TEXT SECTION:
::::

# Do you believe there are connections between metal and classical music?



## Pandoracle (Aug 20, 2018)

I speak now of bands who make music that I'll provide links to at the end of this post. I listen to a lot of music from the Baroque period, and strangely enough to technical death metal. I started listening to rock as a child and as I got older my interests became progresisvely more extreme until I got interested in metal. My interest in art from the Baroque and Rococo periods is just an extension of that. As it stands now I like just about anything that sounds or seems inhuman, or ethereal in nature. Having a cinematic feel to it helps quite a lot too. When I think of classical music and technical death metal I imagine them as being created by angels and demons. Now when I ask you if you believe there are connections between classical music and metal (specifically a lot of modern technical death metal) I don't mean just having symphonic intros, interludes, or outros, etc. Rather I mean it in terms of the musical structures, and qualities. 
Let me know what you think below and let's have a civil discussion, shall we?

Here are the links I spoke of at the beginning.

::::

MATERIAL PROVIDED:
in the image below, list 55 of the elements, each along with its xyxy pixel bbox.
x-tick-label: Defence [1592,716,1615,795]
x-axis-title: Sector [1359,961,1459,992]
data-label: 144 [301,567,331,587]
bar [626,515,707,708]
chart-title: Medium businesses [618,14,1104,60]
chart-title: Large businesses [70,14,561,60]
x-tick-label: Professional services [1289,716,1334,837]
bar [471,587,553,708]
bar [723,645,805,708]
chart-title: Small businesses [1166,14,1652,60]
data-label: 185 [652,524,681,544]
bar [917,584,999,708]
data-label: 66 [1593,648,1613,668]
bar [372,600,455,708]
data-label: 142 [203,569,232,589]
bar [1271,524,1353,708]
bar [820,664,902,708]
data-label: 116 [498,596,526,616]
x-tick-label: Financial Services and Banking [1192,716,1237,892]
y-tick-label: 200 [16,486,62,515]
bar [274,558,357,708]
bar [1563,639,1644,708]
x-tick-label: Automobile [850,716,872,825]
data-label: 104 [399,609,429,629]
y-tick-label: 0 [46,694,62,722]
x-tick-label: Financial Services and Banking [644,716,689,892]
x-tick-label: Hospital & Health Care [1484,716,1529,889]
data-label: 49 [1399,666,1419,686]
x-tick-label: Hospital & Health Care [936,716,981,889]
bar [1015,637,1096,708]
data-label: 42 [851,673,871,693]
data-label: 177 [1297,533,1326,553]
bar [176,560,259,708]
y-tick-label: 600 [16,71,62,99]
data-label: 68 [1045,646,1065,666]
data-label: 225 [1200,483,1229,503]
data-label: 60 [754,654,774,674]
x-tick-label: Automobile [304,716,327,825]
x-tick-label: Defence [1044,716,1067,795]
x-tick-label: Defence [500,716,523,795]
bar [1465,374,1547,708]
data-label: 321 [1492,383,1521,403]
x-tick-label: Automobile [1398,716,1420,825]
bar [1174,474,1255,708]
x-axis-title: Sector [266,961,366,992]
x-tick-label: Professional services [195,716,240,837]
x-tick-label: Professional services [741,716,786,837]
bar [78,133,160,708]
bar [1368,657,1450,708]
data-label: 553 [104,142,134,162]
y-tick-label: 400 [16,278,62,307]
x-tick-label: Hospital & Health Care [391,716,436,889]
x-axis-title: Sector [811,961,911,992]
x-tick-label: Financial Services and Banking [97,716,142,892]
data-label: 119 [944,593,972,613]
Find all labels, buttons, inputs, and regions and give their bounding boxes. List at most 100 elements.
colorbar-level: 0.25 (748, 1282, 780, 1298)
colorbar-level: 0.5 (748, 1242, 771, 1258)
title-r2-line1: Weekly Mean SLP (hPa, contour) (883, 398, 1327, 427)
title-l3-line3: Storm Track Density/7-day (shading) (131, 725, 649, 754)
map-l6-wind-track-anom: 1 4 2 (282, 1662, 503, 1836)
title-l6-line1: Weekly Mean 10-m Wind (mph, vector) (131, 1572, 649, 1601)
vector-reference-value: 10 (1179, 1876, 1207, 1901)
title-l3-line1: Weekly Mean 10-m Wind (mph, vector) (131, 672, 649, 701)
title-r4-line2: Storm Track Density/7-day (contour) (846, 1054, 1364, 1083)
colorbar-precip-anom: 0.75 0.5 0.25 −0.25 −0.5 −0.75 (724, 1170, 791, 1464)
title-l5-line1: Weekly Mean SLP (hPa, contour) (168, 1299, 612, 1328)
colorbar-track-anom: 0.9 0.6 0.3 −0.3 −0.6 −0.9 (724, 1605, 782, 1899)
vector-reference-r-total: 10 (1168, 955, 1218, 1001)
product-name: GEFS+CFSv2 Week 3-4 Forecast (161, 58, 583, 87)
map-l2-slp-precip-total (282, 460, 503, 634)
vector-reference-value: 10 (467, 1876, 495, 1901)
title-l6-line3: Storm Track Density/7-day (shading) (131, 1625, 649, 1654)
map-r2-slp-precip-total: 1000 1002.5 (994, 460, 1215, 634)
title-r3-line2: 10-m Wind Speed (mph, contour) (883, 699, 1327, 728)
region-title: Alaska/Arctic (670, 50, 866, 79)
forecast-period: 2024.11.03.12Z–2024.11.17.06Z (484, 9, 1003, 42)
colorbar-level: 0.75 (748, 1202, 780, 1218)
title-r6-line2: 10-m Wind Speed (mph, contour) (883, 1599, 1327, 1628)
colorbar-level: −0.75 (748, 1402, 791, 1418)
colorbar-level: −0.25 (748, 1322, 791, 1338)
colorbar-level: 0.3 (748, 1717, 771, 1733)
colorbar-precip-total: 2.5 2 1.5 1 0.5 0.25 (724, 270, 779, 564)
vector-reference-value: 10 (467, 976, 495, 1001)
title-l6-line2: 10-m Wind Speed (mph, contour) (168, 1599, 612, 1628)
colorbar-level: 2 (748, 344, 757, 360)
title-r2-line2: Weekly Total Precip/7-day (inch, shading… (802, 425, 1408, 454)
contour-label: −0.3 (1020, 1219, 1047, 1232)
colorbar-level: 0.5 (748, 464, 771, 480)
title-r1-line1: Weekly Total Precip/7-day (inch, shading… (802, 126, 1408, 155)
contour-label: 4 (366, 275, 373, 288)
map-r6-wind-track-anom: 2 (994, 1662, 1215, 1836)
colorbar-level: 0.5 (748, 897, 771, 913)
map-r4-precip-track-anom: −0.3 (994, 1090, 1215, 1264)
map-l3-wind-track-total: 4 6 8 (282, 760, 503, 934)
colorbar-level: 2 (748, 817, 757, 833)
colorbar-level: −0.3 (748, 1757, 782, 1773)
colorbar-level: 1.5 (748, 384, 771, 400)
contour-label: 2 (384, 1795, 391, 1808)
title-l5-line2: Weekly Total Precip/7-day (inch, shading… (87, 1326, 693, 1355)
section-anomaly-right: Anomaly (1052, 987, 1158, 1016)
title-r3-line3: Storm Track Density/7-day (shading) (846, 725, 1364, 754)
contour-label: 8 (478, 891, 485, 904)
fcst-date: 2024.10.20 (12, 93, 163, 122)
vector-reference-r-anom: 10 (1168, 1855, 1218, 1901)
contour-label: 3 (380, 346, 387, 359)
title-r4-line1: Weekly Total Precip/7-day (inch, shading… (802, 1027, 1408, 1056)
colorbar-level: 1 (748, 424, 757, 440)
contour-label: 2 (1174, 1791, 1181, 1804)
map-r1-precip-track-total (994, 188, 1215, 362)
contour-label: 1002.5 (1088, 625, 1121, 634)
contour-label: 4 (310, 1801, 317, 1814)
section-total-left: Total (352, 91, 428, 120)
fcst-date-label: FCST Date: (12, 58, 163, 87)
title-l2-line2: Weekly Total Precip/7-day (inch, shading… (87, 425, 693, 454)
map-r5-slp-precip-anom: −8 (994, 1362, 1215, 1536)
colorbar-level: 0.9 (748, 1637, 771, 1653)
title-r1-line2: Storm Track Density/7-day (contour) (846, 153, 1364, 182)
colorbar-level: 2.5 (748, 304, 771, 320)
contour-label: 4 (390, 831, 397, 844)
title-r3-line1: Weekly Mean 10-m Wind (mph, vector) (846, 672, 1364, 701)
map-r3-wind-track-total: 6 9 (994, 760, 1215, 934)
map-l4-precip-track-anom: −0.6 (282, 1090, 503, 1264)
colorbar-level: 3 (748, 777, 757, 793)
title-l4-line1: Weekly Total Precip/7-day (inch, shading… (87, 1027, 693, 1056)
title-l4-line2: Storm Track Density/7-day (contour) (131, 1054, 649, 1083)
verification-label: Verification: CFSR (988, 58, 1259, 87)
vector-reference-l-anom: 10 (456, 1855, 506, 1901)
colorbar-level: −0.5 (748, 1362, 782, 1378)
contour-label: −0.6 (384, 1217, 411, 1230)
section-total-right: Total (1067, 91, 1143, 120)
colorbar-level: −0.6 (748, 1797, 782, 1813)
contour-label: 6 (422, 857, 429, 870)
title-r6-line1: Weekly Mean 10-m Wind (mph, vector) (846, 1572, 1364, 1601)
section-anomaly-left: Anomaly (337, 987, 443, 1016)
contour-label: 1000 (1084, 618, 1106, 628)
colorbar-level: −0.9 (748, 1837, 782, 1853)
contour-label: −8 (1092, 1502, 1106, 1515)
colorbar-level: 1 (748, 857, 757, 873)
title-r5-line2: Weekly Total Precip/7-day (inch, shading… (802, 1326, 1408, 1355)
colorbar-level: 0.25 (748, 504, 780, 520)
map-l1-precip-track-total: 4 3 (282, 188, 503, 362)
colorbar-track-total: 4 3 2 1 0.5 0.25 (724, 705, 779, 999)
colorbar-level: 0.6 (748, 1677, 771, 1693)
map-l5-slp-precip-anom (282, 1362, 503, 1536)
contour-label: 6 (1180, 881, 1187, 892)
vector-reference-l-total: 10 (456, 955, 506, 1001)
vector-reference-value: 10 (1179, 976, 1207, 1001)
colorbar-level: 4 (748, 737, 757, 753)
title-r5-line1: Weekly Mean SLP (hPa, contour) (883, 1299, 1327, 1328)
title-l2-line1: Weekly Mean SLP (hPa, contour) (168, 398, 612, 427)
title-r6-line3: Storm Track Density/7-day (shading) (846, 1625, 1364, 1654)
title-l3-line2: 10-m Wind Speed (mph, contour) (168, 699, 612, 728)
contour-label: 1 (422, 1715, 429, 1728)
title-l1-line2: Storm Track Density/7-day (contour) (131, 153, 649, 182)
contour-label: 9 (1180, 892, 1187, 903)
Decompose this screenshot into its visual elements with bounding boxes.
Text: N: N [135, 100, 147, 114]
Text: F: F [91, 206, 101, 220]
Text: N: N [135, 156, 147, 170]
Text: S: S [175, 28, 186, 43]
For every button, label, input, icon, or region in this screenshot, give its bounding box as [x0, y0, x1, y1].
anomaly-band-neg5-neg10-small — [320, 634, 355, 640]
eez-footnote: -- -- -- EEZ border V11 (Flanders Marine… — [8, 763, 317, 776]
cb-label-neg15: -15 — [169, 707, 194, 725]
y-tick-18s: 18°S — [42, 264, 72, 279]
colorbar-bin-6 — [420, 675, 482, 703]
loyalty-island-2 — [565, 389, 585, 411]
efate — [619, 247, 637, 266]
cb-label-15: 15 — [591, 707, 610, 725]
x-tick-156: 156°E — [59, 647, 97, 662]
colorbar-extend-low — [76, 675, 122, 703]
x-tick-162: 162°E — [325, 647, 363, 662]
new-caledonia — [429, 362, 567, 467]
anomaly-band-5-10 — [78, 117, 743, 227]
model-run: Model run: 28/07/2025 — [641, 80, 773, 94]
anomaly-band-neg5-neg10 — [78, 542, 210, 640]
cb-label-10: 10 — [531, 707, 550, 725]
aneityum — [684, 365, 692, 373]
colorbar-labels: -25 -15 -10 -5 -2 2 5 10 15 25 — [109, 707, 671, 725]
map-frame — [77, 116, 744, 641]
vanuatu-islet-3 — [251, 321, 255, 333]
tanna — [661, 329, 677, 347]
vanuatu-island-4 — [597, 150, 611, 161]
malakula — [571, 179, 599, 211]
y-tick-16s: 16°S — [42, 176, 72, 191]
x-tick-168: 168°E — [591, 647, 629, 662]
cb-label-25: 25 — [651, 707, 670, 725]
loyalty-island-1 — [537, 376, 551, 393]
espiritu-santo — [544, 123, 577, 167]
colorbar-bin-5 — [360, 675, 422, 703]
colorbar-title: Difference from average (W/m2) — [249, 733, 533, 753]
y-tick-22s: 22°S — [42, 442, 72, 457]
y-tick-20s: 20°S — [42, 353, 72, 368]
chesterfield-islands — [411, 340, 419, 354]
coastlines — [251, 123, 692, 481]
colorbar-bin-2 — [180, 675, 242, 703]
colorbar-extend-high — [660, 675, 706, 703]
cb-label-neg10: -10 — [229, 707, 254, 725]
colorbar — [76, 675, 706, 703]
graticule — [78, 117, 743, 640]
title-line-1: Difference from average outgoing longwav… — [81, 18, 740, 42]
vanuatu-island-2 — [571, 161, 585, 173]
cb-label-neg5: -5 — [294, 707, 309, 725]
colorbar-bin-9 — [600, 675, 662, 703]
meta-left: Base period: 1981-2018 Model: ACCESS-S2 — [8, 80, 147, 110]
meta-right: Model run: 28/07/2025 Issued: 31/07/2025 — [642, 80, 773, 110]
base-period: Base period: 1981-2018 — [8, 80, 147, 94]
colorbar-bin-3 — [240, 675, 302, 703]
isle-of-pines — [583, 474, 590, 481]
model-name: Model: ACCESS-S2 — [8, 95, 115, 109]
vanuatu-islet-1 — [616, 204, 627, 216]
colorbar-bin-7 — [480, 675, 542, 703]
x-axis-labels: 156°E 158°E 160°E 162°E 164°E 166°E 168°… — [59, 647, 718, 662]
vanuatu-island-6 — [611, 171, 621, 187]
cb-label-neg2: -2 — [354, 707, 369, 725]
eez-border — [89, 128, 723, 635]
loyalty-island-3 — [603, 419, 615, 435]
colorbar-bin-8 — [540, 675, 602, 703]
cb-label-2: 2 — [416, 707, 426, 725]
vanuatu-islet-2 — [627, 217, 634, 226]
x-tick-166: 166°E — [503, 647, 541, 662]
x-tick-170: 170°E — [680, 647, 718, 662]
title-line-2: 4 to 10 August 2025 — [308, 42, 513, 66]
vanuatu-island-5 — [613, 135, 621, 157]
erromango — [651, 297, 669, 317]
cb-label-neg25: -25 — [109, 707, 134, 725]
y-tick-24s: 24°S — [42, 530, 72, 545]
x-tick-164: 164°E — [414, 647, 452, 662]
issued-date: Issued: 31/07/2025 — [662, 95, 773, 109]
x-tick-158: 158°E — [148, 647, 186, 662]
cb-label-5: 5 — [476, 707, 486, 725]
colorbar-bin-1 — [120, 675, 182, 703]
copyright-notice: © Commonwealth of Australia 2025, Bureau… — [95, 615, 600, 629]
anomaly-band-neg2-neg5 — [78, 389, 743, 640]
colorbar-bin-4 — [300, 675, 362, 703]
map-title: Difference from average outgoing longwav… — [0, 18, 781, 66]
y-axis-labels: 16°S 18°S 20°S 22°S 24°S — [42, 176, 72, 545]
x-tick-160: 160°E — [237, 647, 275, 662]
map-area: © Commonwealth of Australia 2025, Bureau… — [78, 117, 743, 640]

::::

EXERCISE DIRECTIONS: In the forum post about metal and classical music, what kind of metal does the poster say they listen to along with Baroque music? The data has nothing to do with the forum post.

REPLY TO THE EXERCISE: Technical death metal.